### GIVEN TASK
Every line that holds "grid" should be shown.

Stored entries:
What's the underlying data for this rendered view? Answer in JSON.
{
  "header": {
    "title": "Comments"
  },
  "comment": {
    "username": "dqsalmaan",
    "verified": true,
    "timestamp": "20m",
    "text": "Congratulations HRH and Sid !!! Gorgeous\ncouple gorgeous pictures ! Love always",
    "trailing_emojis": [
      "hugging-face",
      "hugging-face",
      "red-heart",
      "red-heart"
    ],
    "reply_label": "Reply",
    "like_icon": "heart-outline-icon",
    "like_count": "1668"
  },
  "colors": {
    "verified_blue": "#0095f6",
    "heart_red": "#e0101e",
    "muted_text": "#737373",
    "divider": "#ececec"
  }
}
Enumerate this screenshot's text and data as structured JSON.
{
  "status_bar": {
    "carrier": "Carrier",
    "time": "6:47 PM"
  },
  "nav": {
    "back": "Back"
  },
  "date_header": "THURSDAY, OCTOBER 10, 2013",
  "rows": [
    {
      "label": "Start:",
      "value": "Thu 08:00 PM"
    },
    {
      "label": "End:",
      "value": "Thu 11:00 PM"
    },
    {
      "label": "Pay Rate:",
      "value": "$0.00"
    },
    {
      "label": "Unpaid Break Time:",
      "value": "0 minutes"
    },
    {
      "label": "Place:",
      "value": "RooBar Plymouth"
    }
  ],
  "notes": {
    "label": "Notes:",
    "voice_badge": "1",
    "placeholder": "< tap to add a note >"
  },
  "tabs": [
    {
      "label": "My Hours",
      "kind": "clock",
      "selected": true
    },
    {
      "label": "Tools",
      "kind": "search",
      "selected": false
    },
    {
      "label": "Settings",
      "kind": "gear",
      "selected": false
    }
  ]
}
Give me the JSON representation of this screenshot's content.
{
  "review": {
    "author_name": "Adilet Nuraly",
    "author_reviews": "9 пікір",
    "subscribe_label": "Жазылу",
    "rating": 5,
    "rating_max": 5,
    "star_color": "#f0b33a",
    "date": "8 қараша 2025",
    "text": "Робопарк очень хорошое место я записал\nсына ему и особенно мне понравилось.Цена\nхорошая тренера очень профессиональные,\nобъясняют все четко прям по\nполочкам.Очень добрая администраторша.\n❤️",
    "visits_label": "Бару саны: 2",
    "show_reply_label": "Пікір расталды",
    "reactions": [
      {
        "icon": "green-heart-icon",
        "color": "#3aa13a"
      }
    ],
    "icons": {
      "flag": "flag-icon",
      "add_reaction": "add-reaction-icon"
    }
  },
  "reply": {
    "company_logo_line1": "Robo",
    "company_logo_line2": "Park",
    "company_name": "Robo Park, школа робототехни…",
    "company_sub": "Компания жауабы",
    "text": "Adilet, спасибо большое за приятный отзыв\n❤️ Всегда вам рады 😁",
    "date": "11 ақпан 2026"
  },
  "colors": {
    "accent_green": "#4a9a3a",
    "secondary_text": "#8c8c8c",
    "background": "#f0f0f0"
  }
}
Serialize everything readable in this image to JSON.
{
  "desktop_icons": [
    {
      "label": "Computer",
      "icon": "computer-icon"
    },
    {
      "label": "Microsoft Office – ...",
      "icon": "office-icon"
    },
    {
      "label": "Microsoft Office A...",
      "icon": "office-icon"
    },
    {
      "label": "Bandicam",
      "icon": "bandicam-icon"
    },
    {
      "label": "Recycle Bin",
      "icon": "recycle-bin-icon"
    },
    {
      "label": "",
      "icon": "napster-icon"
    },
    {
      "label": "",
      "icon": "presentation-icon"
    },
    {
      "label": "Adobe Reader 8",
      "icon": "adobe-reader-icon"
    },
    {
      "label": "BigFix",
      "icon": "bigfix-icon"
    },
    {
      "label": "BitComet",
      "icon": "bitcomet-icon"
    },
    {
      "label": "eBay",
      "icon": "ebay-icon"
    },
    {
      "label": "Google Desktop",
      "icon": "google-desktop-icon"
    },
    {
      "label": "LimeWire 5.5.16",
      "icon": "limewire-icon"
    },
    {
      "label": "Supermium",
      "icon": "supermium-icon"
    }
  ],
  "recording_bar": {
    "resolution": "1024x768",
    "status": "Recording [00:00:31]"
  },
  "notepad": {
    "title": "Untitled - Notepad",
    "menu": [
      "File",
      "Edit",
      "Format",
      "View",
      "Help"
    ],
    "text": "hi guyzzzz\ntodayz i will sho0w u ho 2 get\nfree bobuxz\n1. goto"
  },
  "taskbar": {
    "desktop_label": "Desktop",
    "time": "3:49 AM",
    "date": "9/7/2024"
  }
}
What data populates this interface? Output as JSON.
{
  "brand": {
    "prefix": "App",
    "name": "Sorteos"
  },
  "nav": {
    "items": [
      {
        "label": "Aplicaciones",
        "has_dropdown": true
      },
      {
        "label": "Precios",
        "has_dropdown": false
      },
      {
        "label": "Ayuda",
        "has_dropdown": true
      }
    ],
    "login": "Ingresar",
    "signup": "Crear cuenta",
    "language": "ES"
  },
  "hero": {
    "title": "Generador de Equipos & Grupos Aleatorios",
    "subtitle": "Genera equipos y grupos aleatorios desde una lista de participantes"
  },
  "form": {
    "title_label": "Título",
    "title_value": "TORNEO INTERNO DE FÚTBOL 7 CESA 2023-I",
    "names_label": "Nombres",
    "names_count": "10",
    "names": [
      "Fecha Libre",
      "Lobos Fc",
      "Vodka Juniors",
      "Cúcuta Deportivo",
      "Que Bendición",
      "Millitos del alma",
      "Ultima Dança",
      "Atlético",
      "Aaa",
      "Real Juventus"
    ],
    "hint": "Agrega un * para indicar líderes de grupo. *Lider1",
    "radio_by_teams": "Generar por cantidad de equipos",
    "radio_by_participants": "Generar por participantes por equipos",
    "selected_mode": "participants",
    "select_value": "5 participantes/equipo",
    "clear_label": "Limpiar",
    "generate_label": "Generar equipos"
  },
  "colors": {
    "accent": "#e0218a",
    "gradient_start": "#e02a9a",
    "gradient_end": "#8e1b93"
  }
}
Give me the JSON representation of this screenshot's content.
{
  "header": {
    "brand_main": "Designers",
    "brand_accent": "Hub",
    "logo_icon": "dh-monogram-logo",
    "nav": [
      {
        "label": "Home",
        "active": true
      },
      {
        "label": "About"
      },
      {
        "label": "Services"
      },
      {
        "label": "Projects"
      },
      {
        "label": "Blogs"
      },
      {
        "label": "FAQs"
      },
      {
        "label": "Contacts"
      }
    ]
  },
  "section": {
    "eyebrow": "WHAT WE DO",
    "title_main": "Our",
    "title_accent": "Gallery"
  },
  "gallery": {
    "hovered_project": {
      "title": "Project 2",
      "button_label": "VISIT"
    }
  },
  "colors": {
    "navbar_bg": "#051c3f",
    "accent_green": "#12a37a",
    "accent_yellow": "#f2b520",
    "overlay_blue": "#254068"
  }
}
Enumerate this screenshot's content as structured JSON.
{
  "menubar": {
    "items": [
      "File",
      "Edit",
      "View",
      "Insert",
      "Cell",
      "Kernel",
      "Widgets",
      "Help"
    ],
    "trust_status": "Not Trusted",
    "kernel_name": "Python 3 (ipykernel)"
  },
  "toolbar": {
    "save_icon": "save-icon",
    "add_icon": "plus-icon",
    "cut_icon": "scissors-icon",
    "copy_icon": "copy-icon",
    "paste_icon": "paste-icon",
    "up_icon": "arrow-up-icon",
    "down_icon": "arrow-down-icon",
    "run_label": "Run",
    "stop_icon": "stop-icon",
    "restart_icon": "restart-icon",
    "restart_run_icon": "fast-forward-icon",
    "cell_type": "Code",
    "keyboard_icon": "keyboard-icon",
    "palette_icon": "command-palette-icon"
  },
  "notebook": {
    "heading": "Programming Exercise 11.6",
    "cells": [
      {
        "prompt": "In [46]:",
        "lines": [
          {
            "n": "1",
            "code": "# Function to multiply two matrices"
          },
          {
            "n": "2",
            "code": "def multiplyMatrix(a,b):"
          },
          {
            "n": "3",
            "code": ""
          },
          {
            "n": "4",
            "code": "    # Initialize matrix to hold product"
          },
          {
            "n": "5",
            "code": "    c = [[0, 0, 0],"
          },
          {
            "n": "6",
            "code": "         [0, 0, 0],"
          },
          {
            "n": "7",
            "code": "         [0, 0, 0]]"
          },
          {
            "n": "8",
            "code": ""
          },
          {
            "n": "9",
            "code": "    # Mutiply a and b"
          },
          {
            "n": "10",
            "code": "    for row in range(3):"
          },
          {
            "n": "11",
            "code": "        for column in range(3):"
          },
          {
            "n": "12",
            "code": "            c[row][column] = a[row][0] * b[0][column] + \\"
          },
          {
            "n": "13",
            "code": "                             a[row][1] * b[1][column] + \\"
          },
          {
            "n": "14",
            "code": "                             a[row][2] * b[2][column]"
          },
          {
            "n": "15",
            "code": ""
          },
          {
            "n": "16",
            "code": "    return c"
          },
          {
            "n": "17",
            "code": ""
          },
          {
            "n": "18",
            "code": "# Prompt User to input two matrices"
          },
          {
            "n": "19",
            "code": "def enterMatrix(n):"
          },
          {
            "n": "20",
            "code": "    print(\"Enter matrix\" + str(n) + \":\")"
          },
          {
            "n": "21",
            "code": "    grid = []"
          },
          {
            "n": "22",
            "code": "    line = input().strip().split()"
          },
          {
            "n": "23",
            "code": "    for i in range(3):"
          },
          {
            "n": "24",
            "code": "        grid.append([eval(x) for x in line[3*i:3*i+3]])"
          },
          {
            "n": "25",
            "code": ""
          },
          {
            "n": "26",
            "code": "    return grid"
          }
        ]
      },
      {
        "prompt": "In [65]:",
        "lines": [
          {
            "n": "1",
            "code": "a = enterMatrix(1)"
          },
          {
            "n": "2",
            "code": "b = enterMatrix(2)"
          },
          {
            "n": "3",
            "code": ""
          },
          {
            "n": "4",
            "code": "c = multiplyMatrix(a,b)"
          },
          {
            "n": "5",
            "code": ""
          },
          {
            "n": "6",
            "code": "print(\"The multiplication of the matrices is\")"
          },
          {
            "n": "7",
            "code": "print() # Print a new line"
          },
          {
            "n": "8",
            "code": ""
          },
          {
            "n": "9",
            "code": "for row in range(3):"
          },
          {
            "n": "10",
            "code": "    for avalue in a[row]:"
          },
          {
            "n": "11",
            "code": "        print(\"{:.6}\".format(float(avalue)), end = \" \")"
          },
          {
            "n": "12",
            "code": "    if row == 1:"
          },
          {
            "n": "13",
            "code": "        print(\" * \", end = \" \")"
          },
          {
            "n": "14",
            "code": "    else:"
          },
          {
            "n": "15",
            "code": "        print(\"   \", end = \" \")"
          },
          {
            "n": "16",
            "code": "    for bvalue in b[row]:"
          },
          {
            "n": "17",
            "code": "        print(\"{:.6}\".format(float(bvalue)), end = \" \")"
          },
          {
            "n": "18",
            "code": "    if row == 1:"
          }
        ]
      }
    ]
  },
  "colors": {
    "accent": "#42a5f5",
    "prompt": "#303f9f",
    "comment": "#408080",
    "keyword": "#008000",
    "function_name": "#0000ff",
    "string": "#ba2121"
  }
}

### WRITTEN SOLUTION
            "code": "    grid = []"
            "code": "        grid.append([eval(x) for x in line[3*i:3*i+3]])"
            "code": "    return grid"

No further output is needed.